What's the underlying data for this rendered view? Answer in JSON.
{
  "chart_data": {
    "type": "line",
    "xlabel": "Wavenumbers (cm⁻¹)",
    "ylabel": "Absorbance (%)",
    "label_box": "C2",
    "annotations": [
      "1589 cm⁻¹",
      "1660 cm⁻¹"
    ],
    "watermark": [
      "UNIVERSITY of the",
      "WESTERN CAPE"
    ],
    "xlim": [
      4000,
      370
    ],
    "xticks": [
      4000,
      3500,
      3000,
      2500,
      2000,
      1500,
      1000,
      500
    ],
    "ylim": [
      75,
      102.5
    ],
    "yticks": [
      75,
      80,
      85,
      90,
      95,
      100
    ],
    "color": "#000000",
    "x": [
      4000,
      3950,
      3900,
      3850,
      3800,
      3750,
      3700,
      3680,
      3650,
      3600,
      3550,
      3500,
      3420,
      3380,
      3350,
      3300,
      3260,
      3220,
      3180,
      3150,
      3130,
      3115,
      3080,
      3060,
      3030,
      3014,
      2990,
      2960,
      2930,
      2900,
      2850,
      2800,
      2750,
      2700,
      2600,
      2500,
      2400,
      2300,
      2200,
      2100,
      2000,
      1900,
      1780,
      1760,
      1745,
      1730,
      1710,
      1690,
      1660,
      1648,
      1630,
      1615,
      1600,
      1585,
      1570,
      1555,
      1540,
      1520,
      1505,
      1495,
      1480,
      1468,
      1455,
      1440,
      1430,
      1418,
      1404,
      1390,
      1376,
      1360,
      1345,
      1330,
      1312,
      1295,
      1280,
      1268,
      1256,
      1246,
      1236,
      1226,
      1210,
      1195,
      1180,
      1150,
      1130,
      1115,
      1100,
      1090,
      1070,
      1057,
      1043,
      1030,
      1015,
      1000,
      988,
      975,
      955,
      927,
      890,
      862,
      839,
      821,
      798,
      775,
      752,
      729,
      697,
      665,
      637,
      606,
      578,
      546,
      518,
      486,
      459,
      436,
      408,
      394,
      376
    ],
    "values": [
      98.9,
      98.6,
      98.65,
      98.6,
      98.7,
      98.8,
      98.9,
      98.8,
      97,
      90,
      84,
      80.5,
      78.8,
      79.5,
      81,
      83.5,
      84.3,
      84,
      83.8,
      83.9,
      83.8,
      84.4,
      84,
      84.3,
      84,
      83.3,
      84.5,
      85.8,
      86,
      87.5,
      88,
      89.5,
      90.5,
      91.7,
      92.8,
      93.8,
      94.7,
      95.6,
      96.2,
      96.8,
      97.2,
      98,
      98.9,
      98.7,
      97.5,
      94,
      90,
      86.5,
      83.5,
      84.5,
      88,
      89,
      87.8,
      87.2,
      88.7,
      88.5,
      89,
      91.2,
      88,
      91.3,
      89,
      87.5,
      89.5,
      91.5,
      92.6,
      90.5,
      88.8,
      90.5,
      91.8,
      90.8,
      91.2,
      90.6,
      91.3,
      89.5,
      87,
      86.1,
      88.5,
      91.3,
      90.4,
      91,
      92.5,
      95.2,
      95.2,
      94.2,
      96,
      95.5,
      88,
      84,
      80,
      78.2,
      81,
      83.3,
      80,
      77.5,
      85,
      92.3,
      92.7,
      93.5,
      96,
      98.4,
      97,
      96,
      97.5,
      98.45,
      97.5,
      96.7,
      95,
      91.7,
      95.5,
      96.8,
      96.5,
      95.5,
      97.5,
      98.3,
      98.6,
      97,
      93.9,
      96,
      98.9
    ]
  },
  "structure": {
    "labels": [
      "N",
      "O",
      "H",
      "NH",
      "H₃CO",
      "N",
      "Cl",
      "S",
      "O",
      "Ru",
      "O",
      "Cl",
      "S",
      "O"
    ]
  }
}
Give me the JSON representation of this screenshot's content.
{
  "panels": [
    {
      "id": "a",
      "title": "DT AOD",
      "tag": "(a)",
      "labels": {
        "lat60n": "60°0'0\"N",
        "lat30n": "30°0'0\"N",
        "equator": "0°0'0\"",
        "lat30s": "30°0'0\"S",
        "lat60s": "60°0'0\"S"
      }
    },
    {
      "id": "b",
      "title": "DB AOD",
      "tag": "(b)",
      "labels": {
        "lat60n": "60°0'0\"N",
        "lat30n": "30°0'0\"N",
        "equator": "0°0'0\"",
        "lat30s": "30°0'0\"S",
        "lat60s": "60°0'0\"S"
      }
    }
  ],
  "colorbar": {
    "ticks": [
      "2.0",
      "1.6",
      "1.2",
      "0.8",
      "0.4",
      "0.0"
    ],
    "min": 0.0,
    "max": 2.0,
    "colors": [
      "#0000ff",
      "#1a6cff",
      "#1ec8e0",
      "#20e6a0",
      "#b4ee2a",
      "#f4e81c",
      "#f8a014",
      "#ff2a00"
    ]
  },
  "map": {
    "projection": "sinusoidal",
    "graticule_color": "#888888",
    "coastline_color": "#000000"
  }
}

# Requirement
Using the listing above, reproduce each line without omission.

# Reply to the task
What's the underlying data for this rendered view? Answer in JSON.
{
  "chart_data": {
    "type": "line",
    "xlabel": "Wavenumbers (cm⁻¹)",
    "ylabel": "Absorbance (%)",
    "label_box": "C2",
    "annotations": [
      "1589 cm⁻¹",
      "1660 cm⁻¹"
    ],
    "watermark": [
      "UNIVERSITY of the",
      "WESTERN CAPE"
    ],
    "xlim": [
      4000,
      370
    ],
    "xticks": [
      4000,
      3500,
      3000,
      2500,
      2000,
      1500,
      1000,
      500
    ],
    "ylim": [
      75,
      102.5
    ],
    "yticks": [
      75,
      80,
      85,
      90,
      95,
      100
    ],
    "color": "#000000",
    "x": [
      4000,
      3950,
      3900,
      3850,
      3800,
      3750,
      3700,
      3680,
      3650,
      3600,
      3550,
      3500,
      3420,
      3380,
      3350,
      3300,
      3260,
      3220,
      3180,
      3150,
      3130,
      3115,
      3080,
      3060,
      3030,
      3014,
      2990,
      2960,
      2930,
      2900,
      2850,
      2800,
      2750,
      2700,
      2600,
      2500,
      2400,
      2300,
      2200,
      2100,
      2000,
      1900,
      1780,
      1760,
      1745,
      1730,
      1710,
      1690,
      1660,
      1648,
      1630,
      1615,
      1600,
      1585,
      1570,
      1555,
      1540,
      1520,
      1505,
      1495,
      1480,
      1468,
      1455,
      1440,
      1430,
      1418,
      1404,
      1390,
      1376,
      1360,
      1345,
      1330,
      1312,
      1295,
      1280,
      1268,
      1256,
      1246,
      1236,
      1226,
      1210,
      1195,
      1180,
      1150,
      1130,
      1115,
      1100,
      1090,
      1070,
      1057,
      1043,
      1030,
      1015,
      1000,
      988,
      975,
      955,
      927,
      890,
      862,
      839,
      821,
      798,
      775,
      752,
      729,
      697,
      665,
      637,
      606,
      578,
      546,
      518,
      486,
      459,
      436,
      408,
      394,
      376
    ],
    "values": [
      98.9,
      98.6,
      98.65,
      98.6,
      98.7,
      98.8,
      98.9,
      98.8,
      97,
      90,
      84,
      80.5,
      78.8,
      79.5,
      81,
      83.5,
      84.3,
      84,
      83.8,
      83.9,
      83.8,
      84.4,
      84,
      84.3,
      84,
      83.3,
      84.5,
      85.8,
      86,
      87.5,
      88,
      89.5,
      90.5,
      91.7,
      92.8,
      93.8,
      94.7,
      95.6,
      96.2,
      96.8,
      97.2,
      98,
      98.9,
      98.7,
      97.5,
      94,
      90,
      86.5,
      83.5,
      84.5,
      88,
      89,
      87.8,
      87.2,
      88.7,
      88.5,
      89,
      91.2,
      88,
      91.3,
      89,
      87.5,
      89.5,
      91.5,
      92.6,
      90.5,
      88.8,
      90.5,
      91.8,
      90.8,
      91.2,
      90.6,
      91.3,
      89.5,
      87,
      86.1,
      88.5,
      91.3,
      90.4,
      91,
      92.5,
      95.2,
      95.2,
      94.2,
      96,
      95.5,
      88,
      84,
      80,
      78.2,
      81,
      83.3,
      80,
      77.5,
      85,
      92.3,
      92.7,
      93.5,
      96,
      98.4,
      97,
      96,
      97.5,
      98.45,
      97.5,
      96.7,
      95,
      91.7,
      95.5,
      96.8,
      96.5,
      95.5,
      97.5,
      98.3,
      98.6,
      97,
      93.9,
      96,
      98.9
    ]
  },
  "structure": {
    "labels": [
      "N",
      "O",
      "H",
      "NH",
      "H₃CO",
      "N",
      "Cl",
      "S",
      "O",
      "Ru",
      "O",
      "Cl",
      "S",
      "O"
    ]
  }
}
Give me the JSON representation of this screenshot's content.
{
  "panels": [
    {
      "id": "a",
      "title": "DT AOD",
      "tag": "(a)",
      "labels": {
        "lat60n": "60°0'0\"N",
        "lat30n": "30°0'0\"N",
        "equator": "0°0'0\"",
        "lat30s": "30°0'0\"S",
        "lat60s": "60°0'0\"S"
      }
    },
    {
      "id": "b",
      "title": "DB AOD",
      "tag": "(b)",
      "labels": {
        "lat60n": "60°0'0\"N",
        "lat30n": "30°0'0\"N",
        "equator": "0°0'0\"",
        "lat30s": "30°0'0\"S",
        "lat60s": "60°0'0\"S"
      }
    }
  ],
  "colorbar": {
    "ticks": [
      "2.0",
      "1.6",
      "1.2",
      "0.8",
      "0.4",
      "0.0"
    ],
    "min": 0.0,
    "max": 2.0,
    "colors": [
      "#0000ff",
      "#1a6cff",
      "#1ec8e0",
      "#20e6a0",
      "#b4ee2a",
      "#f4e81c",
      "#f8a014",
      "#ff2a00"
    ]
  },
  "map": {
    "projection": "sinusoidal",
    "graticule_color": "#888888",
    "coastline_color": "#000000"
  }
}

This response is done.